FRAGMENTO
────────────────

Lo primero que hice fue llamar a Mark Fisher, que murió hace dos años repentina y lamentablemente. Había trabajado con él, en 1977, en el espectáculo de Animals y después en todas las grandes giras. Con él empecé a hacer inflables, aviones y Dios sabe qué. Le dije que quería volver a la carretera con The Wall. Se partía de risa. "¿Te parece una locura?", le pregunté. Me dijo que no. Le sugerí hacer algo con pantallas, pero me respondió que, si iba a hacerlo, tenía que ser como entonces. Había que construir una pared y derribarla. Inmediatamente supe que era verdad.
–¿Qué queda en usted del personaje de Pink?
–Estoy en un lugar muy diferente al del miserable y jodido Roger de hace tantos años. Ahora estoy mucho más feliz con el público y conmigo mismo, aunque menos contento con lo que está sucediendo en el mundo.

────────────────

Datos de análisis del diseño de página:
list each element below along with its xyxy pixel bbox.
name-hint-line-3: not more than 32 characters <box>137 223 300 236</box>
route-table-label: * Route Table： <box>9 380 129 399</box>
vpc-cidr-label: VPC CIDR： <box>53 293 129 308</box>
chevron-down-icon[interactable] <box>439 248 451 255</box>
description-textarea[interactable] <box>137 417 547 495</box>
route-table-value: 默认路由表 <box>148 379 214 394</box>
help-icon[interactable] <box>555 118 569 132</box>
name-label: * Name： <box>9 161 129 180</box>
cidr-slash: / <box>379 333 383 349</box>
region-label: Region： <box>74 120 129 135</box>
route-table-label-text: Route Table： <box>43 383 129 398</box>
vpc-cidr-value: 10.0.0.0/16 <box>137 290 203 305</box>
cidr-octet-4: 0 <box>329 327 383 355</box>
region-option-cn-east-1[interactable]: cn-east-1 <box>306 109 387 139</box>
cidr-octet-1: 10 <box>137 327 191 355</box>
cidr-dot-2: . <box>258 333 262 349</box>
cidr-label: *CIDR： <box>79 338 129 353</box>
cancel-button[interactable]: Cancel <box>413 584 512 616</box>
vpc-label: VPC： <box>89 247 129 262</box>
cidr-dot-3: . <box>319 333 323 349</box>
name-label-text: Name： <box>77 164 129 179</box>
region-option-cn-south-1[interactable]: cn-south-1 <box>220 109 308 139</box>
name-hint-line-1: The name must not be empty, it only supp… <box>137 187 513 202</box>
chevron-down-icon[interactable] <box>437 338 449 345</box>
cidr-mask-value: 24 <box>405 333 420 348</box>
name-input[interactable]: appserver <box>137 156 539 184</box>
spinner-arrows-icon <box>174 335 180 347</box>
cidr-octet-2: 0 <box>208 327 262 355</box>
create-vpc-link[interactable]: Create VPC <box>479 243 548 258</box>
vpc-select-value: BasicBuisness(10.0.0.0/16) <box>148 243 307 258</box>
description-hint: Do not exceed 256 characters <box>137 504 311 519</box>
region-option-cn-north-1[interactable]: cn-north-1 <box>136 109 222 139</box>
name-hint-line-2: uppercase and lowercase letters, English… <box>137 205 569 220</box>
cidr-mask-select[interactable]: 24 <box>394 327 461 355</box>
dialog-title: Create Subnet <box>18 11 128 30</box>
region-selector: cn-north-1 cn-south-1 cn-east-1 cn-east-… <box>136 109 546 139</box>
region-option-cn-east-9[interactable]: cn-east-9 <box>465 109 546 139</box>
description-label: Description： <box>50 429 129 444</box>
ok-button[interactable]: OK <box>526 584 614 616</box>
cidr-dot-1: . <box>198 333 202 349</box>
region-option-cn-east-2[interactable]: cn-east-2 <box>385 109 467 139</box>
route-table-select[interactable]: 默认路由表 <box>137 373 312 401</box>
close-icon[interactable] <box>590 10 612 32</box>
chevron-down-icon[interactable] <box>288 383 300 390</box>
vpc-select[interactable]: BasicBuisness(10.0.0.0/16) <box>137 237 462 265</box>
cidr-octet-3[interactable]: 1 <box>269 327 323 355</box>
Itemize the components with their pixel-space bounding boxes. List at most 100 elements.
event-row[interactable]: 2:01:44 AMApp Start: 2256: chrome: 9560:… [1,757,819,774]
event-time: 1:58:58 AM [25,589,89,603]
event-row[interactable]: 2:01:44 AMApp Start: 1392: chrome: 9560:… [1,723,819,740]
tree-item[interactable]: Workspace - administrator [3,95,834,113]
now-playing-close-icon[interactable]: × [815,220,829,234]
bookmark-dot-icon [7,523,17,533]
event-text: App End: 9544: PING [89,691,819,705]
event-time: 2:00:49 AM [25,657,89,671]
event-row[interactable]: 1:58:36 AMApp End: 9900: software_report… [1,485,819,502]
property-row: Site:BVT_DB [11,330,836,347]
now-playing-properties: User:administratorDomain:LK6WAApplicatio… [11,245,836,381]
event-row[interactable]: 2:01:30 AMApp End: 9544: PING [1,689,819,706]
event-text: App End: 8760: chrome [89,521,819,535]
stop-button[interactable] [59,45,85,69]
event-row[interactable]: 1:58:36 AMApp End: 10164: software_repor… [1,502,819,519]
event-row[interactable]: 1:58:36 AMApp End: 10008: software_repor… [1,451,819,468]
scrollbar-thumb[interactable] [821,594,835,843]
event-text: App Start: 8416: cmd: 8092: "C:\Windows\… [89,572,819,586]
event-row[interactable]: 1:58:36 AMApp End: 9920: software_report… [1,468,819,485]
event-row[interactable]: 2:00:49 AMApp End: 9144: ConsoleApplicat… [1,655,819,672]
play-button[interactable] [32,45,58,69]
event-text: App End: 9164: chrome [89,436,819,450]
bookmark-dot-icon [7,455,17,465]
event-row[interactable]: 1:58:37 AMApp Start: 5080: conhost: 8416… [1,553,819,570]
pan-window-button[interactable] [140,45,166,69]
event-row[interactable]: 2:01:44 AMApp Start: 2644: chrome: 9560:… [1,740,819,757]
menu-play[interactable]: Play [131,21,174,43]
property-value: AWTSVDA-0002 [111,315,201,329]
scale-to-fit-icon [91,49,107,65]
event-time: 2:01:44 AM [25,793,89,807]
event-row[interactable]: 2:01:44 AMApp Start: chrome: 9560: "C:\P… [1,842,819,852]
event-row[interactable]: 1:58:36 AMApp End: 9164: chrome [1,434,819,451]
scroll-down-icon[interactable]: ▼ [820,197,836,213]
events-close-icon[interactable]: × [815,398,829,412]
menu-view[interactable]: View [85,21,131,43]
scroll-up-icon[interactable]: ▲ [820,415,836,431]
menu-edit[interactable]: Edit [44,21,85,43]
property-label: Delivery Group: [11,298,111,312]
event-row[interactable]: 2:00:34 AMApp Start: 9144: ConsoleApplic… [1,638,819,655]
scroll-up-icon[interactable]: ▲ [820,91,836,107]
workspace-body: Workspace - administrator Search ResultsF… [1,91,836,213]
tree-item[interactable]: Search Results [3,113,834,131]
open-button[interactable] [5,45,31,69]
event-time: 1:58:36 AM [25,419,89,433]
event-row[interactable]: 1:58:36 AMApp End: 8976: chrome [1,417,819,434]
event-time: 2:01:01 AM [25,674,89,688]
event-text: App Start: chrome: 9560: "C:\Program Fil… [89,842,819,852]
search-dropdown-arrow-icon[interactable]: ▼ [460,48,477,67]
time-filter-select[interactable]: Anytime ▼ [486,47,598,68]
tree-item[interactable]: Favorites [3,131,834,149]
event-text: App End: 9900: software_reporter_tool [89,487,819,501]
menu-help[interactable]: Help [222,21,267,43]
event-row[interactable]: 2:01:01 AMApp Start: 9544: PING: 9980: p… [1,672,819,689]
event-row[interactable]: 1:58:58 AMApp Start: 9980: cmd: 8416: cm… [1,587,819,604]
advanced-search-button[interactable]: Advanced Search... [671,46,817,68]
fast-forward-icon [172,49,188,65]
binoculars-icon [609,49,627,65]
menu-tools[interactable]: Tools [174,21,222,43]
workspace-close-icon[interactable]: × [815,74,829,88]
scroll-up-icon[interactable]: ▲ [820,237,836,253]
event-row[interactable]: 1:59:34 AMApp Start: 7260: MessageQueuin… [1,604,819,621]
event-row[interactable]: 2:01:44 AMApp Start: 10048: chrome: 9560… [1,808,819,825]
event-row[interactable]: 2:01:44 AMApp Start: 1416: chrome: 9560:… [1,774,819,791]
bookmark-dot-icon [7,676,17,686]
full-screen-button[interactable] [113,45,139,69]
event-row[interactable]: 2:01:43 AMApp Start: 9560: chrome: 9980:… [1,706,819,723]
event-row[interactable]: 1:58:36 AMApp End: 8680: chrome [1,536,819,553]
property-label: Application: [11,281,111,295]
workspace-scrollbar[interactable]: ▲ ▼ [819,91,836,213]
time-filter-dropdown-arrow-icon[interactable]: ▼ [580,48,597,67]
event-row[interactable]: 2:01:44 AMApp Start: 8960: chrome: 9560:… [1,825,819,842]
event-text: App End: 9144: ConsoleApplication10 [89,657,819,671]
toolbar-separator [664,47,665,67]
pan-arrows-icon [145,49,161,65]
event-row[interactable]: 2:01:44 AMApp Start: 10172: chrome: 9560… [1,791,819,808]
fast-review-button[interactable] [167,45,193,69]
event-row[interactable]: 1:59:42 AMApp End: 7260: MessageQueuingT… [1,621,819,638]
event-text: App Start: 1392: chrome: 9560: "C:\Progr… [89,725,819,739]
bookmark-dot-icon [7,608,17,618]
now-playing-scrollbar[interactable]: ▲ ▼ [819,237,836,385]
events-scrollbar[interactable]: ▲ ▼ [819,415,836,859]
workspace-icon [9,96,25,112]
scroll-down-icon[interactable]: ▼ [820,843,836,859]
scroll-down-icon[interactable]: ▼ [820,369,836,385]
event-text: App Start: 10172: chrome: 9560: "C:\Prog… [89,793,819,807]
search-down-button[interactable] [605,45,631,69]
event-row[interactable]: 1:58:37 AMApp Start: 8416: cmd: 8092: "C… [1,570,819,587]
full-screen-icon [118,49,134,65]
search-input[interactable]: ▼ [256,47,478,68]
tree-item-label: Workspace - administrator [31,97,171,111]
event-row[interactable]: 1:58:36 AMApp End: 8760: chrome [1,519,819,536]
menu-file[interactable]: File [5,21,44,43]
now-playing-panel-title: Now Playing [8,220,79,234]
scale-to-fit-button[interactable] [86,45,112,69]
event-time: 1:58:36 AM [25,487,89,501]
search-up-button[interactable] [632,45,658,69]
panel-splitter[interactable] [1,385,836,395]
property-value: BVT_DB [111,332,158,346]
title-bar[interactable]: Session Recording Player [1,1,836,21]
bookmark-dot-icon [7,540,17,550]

────────────────

INSTRUCCIONES DE TRABAJO
• 1. Reproduce de forma literal el pasaje del fragmento que comienza en "Lo primero que" y termina en "personaje de Pink?".
• 2. Según el fragmento, ¿en qué espectáculo se trabajó con Mark Fisher en 1977?
Para resolver, basta con el fragmento.

RESPUESTAS DEL EJERCICIO
• 1.
Lo primero que hice fue llamar a Mark Fisher, que murió hace dos años repentina y lamentablemente. Había trabajado con él, en 1977, en el espectáculo de Animals y después en todas las grandes giras. Con él empecé a hacer inflables, aviones y Dios sabe qué. Le dije que quería volver a la carretera con The Wall. Se partía de risa. "¿Te parece una locura?", le pregunté. Me dijo que no. Le sugerí hacer algo con pantallas, pero me respondió que, si iba a hacerlo, tenía que ser como entonces. Había que construir una pared y derribarla. Inmediatamente supe que era verdad.
–¿Qué queda en usted del personaje de Pink?

• 2. En el espectáculo de Animals.